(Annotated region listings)

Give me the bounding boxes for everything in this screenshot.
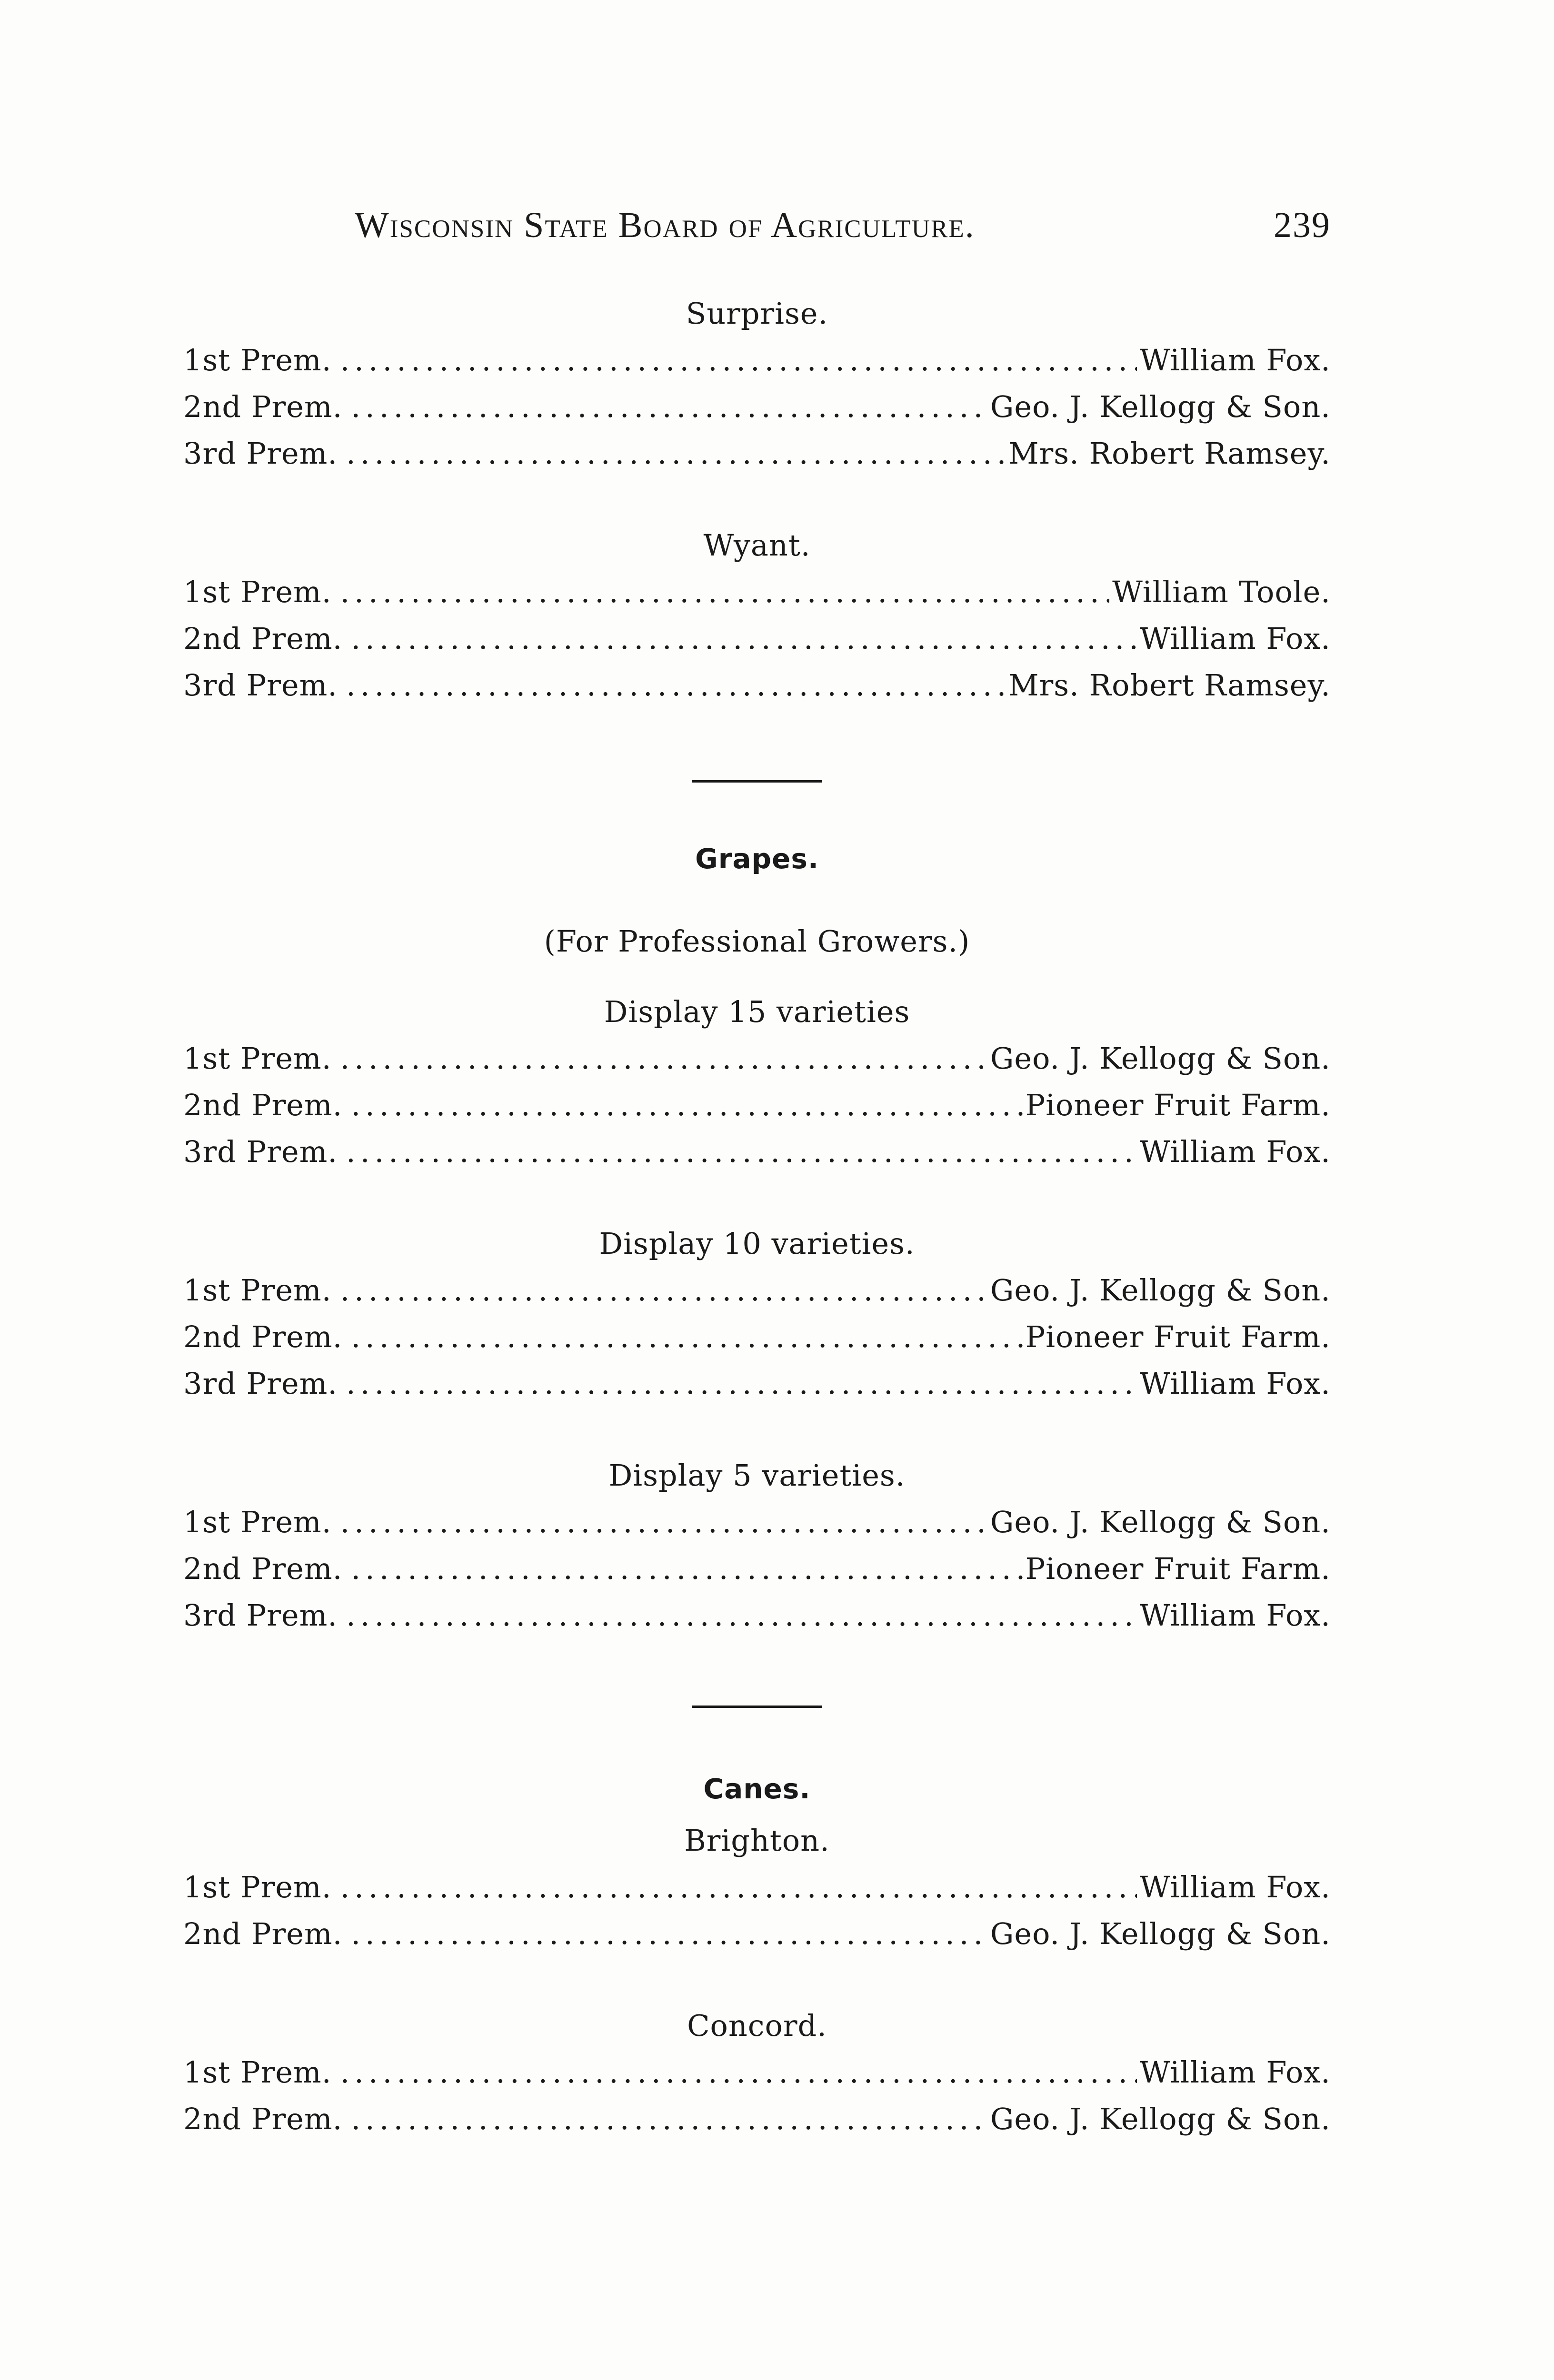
section-divider — [183, 1639, 1331, 1763]
premium-label: 1st Prem. — [183, 575, 332, 609]
premium-winner: Geo. J. Kellogg & Son. — [990, 1916, 1331, 1951]
premium-row — [183, 2049, 1331, 2096]
premium-label: 1st Prem. — [183, 343, 332, 377]
subsection-heading: Display 10 varieties. — [599, 1226, 915, 1261]
premium-winner: Pioneer Fruit Farm. — [1025, 1088, 1331, 1122]
page-content — [183, 290, 1331, 2142]
premium-label: 2nd Prem. — [183, 389, 343, 424]
premium-winner: William Fox. — [1139, 1366, 1331, 1401]
dot-leader — [346, 430, 1006, 477]
spacer — [183, 965, 1331, 989]
section-heading: Canes. — [703, 1773, 811, 1805]
premium-row — [183, 1911, 1331, 1957]
dot-leader — [340, 337, 1137, 384]
premium-row — [183, 1082, 1331, 1129]
spacer — [183, 885, 1331, 918]
spacer — [183, 477, 1331, 522]
premium-winner: William Fox. — [1139, 1598, 1331, 1633]
dot-leader — [346, 662, 1006, 709]
dot-leader — [351, 1082, 1022, 1129]
subsection-heading: Concord. — [687, 2008, 827, 2043]
premium-winner: Geo. J. Kellogg & Son. — [990, 1505, 1331, 1539]
dot-leader — [351, 2096, 987, 2142]
premium-winner: Geo. J. Kellogg & Son. — [990, 389, 1331, 424]
dot-leader — [351, 1546, 1022, 1592]
premium-row — [183, 662, 1331, 709]
divider-rule — [692, 1706, 822, 1708]
premium-label: 3rd Prem. — [183, 1366, 338, 1401]
premium-label: 3rd Prem. — [183, 668, 338, 703]
premium-winner: Mrs. Robert Ramsey. — [1008, 436, 1331, 471]
section-canes — [183, 1763, 1331, 2142]
dot-leader — [351, 1314, 1022, 1360]
premium-label: 1st Prem. — [183, 1505, 332, 1539]
premium-label: 1st Prem. — [183, 1041, 332, 1076]
section-heading: Wyant. — [703, 528, 811, 563]
premium-winner: William Fox. — [1139, 621, 1331, 656]
dot-leader — [340, 2049, 1137, 2096]
dot-leader — [340, 1864, 1137, 1911]
section-divider — [183, 709, 1331, 833]
section-surprise — [183, 290, 1331, 477]
premium-label: 1st Prem. — [183, 1870, 332, 1904]
subsection-heading: Brighton. — [684, 1823, 830, 1858]
premium-row — [183, 1546, 1331, 1592]
premium-row — [183, 430, 1331, 477]
dot-leader — [340, 1035, 987, 1082]
dot-leader — [346, 1360, 1137, 1407]
subsection-heading: Display 15 varieties — [604, 994, 910, 1029]
premium-label: 2nd Prem. — [183, 621, 343, 656]
premium-winner: William Fox. — [1139, 343, 1331, 377]
book-page — [183, 0, 1331, 2380]
premium-label: 2nd Prem. — [183, 2102, 343, 2136]
spacer — [183, 1957, 1331, 2003]
dot-leader — [340, 1499, 987, 1546]
premium-label: 1st Prem. — [183, 2055, 332, 2090]
premium-row — [183, 615, 1331, 662]
premium-row — [183, 1864, 1331, 1911]
premium-label: 3rd Prem. — [183, 1134, 338, 1169]
premium-winner: William Fox. — [1139, 2055, 1331, 2090]
section-subheading: (For Professional Growers.) — [544, 924, 970, 959]
premium-row — [183, 384, 1331, 430]
premium-row — [183, 2096, 1331, 2142]
premium-label: 2nd Prem. — [183, 1088, 343, 1122]
spacer — [183, 1175, 1331, 1220]
premium-row — [183, 1592, 1331, 1639]
dot-leader — [351, 1911, 987, 1957]
section-heading: Grapes. — [695, 843, 819, 875]
running-head-title: Wisconsin State Board of Agriculture. — [355, 205, 975, 245]
page-number: 239 — [1274, 205, 1331, 245]
premium-winner: Pioneer Fruit Farm. — [1025, 1319, 1331, 1354]
dot-leader — [346, 1129, 1137, 1175]
premium-label: 3rd Prem. — [183, 436, 338, 471]
section-heading: Surprise. — [686, 296, 828, 331]
dot-leader — [346, 1592, 1137, 1639]
premium-winner: Pioneer Fruit Farm. — [1025, 1551, 1331, 1586]
dot-leader — [351, 384, 987, 430]
premium-label: 3rd Prem. — [183, 1598, 338, 1633]
premium-label: 1st Prem. — [183, 1273, 332, 1308]
section-grapes — [183, 833, 1331, 1639]
premium-label: 2nd Prem. — [183, 1551, 343, 1586]
premium-row — [183, 1267, 1331, 1314]
premium-label: 2nd Prem. — [183, 1916, 343, 1951]
divider-rule — [692, 780, 822, 783]
premium-winner: William Fox. — [1139, 1870, 1331, 1904]
premium-winner: Geo. J. Kellogg & Son. — [990, 1273, 1331, 1308]
section-wyant — [183, 522, 1331, 709]
subsection-heading: Display 5 varieties. — [608, 1458, 906, 1493]
spacer — [183, 1407, 1331, 1452]
premium-winner: William Fox. — [1139, 1134, 1331, 1169]
premium-row — [183, 1129, 1331, 1175]
premium-label: 2nd Prem. — [183, 1319, 343, 1354]
dot-leader — [351, 615, 1137, 662]
premium-row — [183, 1499, 1331, 1546]
premium-row — [183, 337, 1331, 384]
premium-row — [183, 569, 1331, 615]
premium-row — [183, 1035, 1331, 1082]
running-head — [355, 205, 1331, 257]
premium-row — [183, 1314, 1331, 1360]
premium-winner: Geo. J. Kellogg & Son. — [990, 2102, 1331, 2136]
dot-leader — [340, 1267, 987, 1314]
premium-winner: Geo. J. Kellogg & Son. — [990, 1041, 1331, 1076]
dot-leader — [340, 569, 1109, 615]
premium-winner: Mrs. Robert Ramsey. — [1008, 668, 1331, 703]
premium-row — [183, 1360, 1331, 1407]
premium-winner: William Toole. — [1112, 575, 1331, 609]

Written task: Edit the rows in the stretch from the line containing "section-divider — [183, 1639, 1331, 1763]" through the line containing "dot-leader — [346, 1360, 1137, 1407]" so that "premium-winner" becomes "award-winner", and give those lines back with nothing else changed.

Result:
section-divider — [183, 1639, 1331, 1763]
premium-label: 1st Prem. — [183, 575, 332, 609]
award-winner: Geo. J. Kellogg & Son. — [990, 1916, 1331, 1951]
premium-row — [183, 2049, 1331, 2096]
premium-label: 1st Prem. — [183, 343, 332, 377]
subsection-heading: Display 10 varieties. — [599, 1226, 915, 1261]
award-winner: Pioneer Fruit Farm. — [1025, 1088, 1331, 1122]
page-content — [183, 290, 1331, 2142]
premium-label: 2nd Prem. — [183, 389, 343, 424]
award-winner: William Fox. — [1139, 1366, 1331, 1401]
dot-leader — [346, 430, 1006, 477]
spacer — [183, 965, 1331, 989]
section-heading: Canes. — [703, 1773, 811, 1805]
premium-row — [183, 1911, 1331, 1957]
dot-leader — [340, 337, 1137, 384]
premium-row — [183, 1082, 1331, 1129]
spacer — [183, 885, 1331, 918]
spacer — [183, 477, 1331, 522]
award-winner: William Fox. — [1139, 1598, 1331, 1633]
dot-leader — [346, 662, 1006, 709]
dot-leader — [351, 1082, 1022, 1129]
subsection-heading: Concord. — [687, 2008, 827, 2043]
award-winner: Geo. J. Kellogg & Son. — [990, 1505, 1331, 1539]
dot-leader — [351, 2096, 987, 2142]
award-winner: Geo. J. Kellogg & Son. — [990, 389, 1331, 424]
dot-leader — [351, 1546, 1022, 1592]
premium-row — [183, 662, 1331, 709]
divider-rule — [692, 1706, 822, 1708]
premium-label: 3rd Prem. — [183, 1366, 338, 1401]
premium-label: 3rd Prem. — [183, 668, 338, 703]
award-winner: Mrs. Robert Ramsey. — [1008, 436, 1331, 471]
section-canes — [183, 1763, 1331, 2142]
dot-leader — [351, 1314, 1022, 1360]
premium-label: 1st Prem. — [183, 1505, 332, 1539]
premium-label: 1st Prem. — [183, 1041, 332, 1076]
section-heading: Wyant. — [703, 528, 811, 563]
award-winner: William Fox. — [1139, 621, 1331, 656]
dot-leader — [340, 2049, 1137, 2096]
dot-leader — [340, 1864, 1137, 1911]
section-divider — [183, 709, 1331, 833]
section-surprise — [183, 290, 1331, 477]
premium-label: 1st Prem. — [183, 1870, 332, 1904]
subsection-heading: Brighton. — [684, 1823, 830, 1858]
premium-row — [183, 1546, 1331, 1592]
premium-row — [183, 430, 1331, 477]
dot-leader — [340, 1035, 987, 1082]
dot-leader — [346, 1360, 1137, 1407]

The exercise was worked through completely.